→ **WHAT THE TASK ASKS**:
Provide an exact reproduction of every entry.

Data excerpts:
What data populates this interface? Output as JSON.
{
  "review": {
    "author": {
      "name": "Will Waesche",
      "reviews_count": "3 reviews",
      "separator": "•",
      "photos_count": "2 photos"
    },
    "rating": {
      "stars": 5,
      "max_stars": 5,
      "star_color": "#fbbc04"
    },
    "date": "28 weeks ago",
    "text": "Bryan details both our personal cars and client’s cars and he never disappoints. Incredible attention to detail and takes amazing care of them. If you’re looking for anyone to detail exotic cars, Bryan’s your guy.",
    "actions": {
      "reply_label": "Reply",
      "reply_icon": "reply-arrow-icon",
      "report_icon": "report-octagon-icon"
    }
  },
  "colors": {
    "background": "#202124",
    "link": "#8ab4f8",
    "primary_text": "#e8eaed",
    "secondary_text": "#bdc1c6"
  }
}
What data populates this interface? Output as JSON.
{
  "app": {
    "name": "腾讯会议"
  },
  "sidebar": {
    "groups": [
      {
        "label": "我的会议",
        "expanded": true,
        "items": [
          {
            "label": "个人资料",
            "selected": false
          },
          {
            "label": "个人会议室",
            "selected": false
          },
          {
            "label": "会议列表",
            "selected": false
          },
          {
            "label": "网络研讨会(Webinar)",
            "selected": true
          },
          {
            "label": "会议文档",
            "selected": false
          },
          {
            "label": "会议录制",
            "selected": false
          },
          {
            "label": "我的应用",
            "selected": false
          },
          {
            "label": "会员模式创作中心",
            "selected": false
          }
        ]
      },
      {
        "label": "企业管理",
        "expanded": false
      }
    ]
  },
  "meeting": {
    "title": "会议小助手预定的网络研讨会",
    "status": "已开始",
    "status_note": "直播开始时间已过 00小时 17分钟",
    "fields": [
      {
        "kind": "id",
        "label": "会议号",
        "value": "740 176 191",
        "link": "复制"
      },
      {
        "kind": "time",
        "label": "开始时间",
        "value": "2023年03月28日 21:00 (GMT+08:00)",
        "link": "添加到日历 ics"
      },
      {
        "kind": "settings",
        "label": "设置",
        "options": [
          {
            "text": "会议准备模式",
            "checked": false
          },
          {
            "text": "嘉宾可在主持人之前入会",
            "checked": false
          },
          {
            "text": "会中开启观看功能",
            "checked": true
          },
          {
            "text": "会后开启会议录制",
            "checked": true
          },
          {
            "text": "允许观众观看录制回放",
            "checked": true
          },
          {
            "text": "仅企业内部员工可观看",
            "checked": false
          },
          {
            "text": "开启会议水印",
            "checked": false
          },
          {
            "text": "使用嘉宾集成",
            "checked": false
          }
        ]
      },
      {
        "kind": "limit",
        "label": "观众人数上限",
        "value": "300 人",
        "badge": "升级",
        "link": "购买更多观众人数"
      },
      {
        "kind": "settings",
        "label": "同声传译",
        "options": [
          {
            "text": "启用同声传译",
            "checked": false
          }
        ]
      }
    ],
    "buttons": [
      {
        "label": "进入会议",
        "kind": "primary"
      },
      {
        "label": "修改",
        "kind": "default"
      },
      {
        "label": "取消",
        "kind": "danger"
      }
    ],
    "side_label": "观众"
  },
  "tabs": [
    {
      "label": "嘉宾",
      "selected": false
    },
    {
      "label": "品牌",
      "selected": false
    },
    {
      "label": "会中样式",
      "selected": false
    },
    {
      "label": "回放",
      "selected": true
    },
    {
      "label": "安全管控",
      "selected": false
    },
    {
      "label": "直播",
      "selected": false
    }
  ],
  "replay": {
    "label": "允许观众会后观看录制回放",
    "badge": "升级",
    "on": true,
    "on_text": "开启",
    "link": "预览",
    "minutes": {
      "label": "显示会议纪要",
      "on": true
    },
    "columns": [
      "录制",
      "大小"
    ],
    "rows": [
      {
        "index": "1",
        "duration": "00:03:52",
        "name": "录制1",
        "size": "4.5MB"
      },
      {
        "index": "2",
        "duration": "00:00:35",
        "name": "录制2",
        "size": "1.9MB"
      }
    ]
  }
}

→ **ANSWER TO THIS TASK**:
What data populates this interface? Output as JSON.
{
  "review": {
    "author": {
      "name": "Will Waesche",
      "reviews_count": "3 reviews",
      "separator": "•",
      "photos_count": "2 photos"
    },
    "rating": {
      "stars": 5,
      "max_stars": 5,
      "star_color": "#fbbc04"
    },
    "date": "28 weeks ago",
    "text": "Bryan details both our personal cars and client’s cars and he never disappoints. Incredible attention to detail and takes amazing care of them. If you’re looking for anyone to detail exotic cars, Bryan’s your guy.",
    "actions": {
      "reply_label": "Reply",
      "reply_icon": "reply-arrow-icon",
      "report_icon": "report-octagon-icon"
    }
  },
  "colors": {
    "background": "#202124",
    "link": "#8ab4f8",
    "primary_text": "#e8eaed",
    "secondary_text": "#bdc1c6"
  }
}
What data populates this interface? Output as JSON.
{
  "app": {
    "name": "腾讯会议"
  },
  "sidebar": {
    "groups": [
      {
        "label": "我的会议",
        "expanded": true,
        "items": [
          {
            "label": "个人资料",
            "selected": false
          },
          {
            "label": "个人会议室",
            "selected": false
          },
          {
            "label": "会议列表",
            "selected": false
          },
          {
            "label": "网络研讨会(Webinar)",
            "selected": true
          },
          {
            "label": "会议文档",
            "selected": false
          },
          {
            "label": "会议录制",
            "selected": false
          },
          {
            "label": "我的应用",
            "selected": false
          },
          {
            "label": "会员模式创作中心",
            "selected": false
          }
        ]
      },
      {
        "label": "企业管理",
        "expanded": false
      }
    ]
  },
  "meeting": {
    "title": "会议小助手预定的网络研讨会",
    "status": "已开始",
    "status_note": "直播开始时间已过 00小时 17分钟",
    "fields": [
      {
        "kind": "id",
        "label": "会议号",
        "value": "740 176 191",
        "link": "复制"
      },
      {
        "kind": "time",
        "label": "开始时间",
        "value": "2023年03月28日 21:00 (GMT+08:00)",
        "link": "添加到日历 ics"
      },
      {
        "kind": "settings",
        "label": "设置",
        "options": [
          {
            "text": "会议准备模式",
            "checked": false
          },
          {
            "text": "嘉宾可在主持人之前入会",
            "checked": false
          },
          {
            "text": "会中开启观看功能",
            "checked": true
          },
          {
            "text": "会后开启会议录制",
            "checked": true
          },
          {
            "text": "允许观众观看录制回放",
            "checked": true
          },
          {
            "text": "仅企业内部员工可观看",
            "checked": false
          },
          {
            "text": "开启会议水印",
            "checked": false
          },
          {
            "text": "使用嘉宾集成",
            "checked": false
          }
        ]
      },
      {
        "kind": "limit",
        "label": "观众人数上限",
        "value": "300 人",
        "badge": "升级",
        "link": "购买更多观众人数"
      },
      {
        "kind": "settings",
        "label": "同声传译",
        "options": [
          {
            "text": "启用同声传译",
            "checked": false
          }
        ]
      }
    ],
    "buttons": [
      {
        "label": "进入会议",
        "kind": "primary"
      },
      {
        "label": "修改",
        "kind": "default"
      },
      {
        "label": "取消",
        "kind": "danger"
      }
    ],
    "side_label": "观众"
  },
  "tabs": [
    {
      "label": "嘉宾",
      "selected": false
    },
    {
      "label": "品牌",
      "selected": false
    },
    {
      "label": "会中样式",
      "selected": false
    },
    {
      "label": "回放",
      "selected": true
    },
    {
      "label": "安全管控",
      "selected": false
    },
    {
      "label": "直播",
      "selected": false
    }
  ],
  "replay": {
    "label": "允许观众会后观看录制回放",
    "badge": "升级",
    "on": true,
    "on_text": "开启",
    "link": "预览",
    "minutes": {
      "label": "显示会议纪要",
      "on": true
    },
    "columns": [
      "录制",
      "大小"
    ],
    "rows": [
      {
        "index": "1",
        "duration": "00:03:52",
        "name": "录制1",
        "size": "4.5MB"
      },
      {
        "index": "2",
        "duration": "00:00:35",
        "name": "录制2",
        "size": "1.9MB"
      }
    ]
  }
}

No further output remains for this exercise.